#### Stated problem:
In the material below, find how many lines contain the string "this". Write only that number.

#### Material provided:
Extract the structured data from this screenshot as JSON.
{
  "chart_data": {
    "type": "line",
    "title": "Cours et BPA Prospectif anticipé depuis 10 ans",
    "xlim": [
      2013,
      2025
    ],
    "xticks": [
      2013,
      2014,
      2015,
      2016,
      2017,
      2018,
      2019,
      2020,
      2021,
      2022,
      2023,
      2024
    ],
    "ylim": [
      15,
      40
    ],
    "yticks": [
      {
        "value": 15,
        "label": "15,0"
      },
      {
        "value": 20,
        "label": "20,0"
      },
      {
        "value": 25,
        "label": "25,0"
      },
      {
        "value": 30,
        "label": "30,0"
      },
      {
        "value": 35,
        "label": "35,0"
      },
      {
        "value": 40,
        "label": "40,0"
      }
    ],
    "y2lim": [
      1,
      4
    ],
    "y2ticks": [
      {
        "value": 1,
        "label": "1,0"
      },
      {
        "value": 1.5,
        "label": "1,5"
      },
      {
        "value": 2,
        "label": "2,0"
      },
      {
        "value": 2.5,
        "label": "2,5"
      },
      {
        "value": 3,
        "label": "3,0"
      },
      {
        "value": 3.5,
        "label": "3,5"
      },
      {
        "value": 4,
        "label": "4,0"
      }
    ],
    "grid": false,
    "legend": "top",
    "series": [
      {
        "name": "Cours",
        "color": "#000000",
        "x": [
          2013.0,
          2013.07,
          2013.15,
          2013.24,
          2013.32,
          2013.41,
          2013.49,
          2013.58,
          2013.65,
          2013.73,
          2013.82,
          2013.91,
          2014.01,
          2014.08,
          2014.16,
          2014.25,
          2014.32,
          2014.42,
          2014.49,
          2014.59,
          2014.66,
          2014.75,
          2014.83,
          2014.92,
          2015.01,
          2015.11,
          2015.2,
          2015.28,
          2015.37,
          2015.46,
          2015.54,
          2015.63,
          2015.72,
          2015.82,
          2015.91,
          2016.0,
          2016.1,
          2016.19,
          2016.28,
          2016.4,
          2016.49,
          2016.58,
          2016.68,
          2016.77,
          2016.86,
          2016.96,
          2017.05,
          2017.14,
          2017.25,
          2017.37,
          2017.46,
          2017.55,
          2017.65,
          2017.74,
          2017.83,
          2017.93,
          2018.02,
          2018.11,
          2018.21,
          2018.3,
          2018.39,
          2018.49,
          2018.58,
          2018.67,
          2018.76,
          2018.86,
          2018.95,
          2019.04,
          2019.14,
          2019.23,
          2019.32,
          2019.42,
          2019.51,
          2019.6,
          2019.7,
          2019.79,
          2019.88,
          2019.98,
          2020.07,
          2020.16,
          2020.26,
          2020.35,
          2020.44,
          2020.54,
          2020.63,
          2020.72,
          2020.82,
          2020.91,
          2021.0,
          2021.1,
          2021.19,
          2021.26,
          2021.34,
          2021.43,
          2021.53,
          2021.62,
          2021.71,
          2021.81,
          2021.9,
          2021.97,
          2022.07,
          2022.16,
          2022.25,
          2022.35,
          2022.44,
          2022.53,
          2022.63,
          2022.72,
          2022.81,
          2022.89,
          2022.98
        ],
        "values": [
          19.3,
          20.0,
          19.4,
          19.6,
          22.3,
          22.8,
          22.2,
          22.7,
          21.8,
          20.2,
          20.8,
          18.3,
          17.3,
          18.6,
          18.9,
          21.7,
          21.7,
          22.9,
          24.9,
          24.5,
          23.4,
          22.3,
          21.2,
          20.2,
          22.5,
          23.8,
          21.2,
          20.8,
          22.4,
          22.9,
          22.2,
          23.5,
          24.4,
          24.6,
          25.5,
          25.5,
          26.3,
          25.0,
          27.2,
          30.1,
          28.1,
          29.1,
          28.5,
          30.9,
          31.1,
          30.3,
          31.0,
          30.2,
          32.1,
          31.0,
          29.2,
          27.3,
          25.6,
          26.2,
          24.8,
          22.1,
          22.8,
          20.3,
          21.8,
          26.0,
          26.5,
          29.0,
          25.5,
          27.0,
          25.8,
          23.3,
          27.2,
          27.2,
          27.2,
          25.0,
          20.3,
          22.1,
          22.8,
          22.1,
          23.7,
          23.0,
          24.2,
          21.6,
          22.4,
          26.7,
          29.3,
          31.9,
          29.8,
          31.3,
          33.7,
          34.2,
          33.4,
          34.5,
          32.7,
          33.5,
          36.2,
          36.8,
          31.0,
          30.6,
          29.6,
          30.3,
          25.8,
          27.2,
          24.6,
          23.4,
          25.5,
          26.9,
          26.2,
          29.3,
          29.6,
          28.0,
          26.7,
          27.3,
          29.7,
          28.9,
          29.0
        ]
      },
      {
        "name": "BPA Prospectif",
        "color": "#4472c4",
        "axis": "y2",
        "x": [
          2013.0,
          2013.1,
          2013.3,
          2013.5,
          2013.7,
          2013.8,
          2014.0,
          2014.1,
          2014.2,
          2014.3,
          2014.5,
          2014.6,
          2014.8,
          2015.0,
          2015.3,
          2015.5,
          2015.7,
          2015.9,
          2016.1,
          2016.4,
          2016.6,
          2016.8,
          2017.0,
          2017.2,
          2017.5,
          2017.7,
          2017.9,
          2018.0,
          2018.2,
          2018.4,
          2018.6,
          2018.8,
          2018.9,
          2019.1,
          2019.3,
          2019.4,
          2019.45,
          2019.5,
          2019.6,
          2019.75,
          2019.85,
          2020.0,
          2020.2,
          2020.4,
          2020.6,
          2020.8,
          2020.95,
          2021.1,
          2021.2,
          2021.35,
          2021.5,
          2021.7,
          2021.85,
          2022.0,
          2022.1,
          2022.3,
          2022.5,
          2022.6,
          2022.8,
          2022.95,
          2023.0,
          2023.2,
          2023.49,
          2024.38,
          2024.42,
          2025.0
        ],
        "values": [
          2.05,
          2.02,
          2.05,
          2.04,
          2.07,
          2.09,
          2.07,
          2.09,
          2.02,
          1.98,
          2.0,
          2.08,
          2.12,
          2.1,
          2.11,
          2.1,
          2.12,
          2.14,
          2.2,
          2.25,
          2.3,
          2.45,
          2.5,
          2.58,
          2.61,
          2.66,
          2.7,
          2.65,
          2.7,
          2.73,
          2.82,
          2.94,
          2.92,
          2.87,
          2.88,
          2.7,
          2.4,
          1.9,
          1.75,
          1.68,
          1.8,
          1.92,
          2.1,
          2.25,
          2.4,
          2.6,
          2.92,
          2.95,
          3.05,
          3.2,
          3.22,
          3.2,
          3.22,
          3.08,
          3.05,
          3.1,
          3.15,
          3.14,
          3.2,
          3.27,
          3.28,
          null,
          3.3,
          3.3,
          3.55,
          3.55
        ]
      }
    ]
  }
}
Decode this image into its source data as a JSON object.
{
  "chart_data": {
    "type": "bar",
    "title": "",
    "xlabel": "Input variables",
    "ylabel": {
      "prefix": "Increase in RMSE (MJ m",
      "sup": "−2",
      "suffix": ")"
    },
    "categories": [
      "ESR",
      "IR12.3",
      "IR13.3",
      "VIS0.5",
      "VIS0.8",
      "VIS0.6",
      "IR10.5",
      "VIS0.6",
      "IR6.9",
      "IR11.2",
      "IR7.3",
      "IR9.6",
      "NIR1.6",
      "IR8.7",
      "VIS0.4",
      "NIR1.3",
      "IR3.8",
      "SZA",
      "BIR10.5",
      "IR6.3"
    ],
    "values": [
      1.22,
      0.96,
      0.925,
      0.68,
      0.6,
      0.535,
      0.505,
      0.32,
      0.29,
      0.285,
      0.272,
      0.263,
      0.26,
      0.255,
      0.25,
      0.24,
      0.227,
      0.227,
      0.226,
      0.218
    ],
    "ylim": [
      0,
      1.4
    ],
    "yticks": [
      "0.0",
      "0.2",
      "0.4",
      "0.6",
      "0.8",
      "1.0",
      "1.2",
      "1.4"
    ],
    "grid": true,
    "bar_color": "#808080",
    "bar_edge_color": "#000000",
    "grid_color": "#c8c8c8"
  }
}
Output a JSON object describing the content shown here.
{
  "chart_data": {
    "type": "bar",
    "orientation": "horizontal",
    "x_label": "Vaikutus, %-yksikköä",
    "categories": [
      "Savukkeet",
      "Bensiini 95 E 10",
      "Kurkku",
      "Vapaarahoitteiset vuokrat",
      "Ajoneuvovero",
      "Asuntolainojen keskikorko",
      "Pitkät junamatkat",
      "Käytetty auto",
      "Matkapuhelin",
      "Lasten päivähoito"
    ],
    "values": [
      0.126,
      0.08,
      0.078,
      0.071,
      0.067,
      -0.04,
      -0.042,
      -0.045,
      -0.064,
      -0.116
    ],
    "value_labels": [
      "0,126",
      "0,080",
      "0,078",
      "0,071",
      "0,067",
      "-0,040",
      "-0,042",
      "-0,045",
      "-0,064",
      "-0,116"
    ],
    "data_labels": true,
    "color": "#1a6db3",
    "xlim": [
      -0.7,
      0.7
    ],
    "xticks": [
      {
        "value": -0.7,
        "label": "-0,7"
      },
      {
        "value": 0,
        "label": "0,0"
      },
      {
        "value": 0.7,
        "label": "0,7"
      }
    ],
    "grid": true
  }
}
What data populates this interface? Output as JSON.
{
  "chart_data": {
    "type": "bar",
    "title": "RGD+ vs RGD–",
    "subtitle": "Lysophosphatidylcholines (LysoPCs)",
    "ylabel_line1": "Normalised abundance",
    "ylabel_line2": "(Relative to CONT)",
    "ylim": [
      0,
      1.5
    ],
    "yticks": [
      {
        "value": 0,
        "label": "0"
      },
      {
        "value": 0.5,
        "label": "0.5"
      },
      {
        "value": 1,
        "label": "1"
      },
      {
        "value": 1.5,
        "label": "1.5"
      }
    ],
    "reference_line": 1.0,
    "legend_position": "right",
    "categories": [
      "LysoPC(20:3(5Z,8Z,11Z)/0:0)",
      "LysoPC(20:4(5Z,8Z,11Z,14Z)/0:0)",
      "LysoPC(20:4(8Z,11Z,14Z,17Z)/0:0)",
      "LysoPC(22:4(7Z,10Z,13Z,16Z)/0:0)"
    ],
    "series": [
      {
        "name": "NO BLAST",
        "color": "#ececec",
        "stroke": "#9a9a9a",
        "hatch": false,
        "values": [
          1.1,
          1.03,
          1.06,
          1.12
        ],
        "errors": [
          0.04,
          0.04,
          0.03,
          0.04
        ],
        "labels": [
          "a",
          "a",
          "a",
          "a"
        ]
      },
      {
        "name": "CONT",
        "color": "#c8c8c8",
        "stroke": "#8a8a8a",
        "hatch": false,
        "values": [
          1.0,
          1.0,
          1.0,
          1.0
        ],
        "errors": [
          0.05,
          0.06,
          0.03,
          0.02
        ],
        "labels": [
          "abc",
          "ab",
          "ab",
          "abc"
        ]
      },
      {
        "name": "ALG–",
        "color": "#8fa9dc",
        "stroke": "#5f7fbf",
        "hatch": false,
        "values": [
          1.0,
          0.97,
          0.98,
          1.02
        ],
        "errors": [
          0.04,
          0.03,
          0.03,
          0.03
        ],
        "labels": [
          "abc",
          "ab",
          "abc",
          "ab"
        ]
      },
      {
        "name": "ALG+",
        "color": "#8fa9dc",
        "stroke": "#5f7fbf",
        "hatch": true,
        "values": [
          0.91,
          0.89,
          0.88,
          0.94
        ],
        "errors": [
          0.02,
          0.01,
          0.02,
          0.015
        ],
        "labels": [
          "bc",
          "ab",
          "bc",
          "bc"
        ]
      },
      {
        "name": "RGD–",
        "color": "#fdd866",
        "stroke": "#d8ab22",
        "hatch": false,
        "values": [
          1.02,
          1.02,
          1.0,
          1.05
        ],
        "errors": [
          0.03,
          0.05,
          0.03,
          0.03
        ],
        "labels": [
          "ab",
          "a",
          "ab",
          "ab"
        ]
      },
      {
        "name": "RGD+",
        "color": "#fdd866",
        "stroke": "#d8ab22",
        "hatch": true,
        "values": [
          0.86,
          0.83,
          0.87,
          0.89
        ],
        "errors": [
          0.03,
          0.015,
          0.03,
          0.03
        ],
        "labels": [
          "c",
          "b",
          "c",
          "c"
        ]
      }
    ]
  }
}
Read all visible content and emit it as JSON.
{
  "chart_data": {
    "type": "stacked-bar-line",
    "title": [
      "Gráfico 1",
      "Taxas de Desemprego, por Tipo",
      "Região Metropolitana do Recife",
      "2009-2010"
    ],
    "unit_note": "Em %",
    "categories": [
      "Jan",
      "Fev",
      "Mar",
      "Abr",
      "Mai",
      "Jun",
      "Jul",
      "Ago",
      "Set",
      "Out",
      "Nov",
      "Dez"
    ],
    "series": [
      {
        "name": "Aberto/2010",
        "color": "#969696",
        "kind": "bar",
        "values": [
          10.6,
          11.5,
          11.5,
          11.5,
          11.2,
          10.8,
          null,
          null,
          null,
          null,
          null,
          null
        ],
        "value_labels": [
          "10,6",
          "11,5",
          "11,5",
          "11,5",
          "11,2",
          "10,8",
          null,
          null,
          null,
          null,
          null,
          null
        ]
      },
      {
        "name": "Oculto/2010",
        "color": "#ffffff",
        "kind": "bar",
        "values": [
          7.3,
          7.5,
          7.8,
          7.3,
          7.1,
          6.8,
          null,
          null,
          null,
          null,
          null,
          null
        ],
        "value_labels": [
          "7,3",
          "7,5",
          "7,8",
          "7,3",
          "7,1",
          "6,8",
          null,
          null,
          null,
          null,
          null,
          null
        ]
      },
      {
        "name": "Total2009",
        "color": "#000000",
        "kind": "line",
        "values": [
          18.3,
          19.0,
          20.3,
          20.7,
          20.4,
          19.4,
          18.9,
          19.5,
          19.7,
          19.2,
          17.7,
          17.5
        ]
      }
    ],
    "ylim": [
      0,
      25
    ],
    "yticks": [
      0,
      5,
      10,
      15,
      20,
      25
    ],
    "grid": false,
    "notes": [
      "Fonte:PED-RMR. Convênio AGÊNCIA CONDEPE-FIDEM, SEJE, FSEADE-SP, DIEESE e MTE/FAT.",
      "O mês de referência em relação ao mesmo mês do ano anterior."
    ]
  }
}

#### Result:
3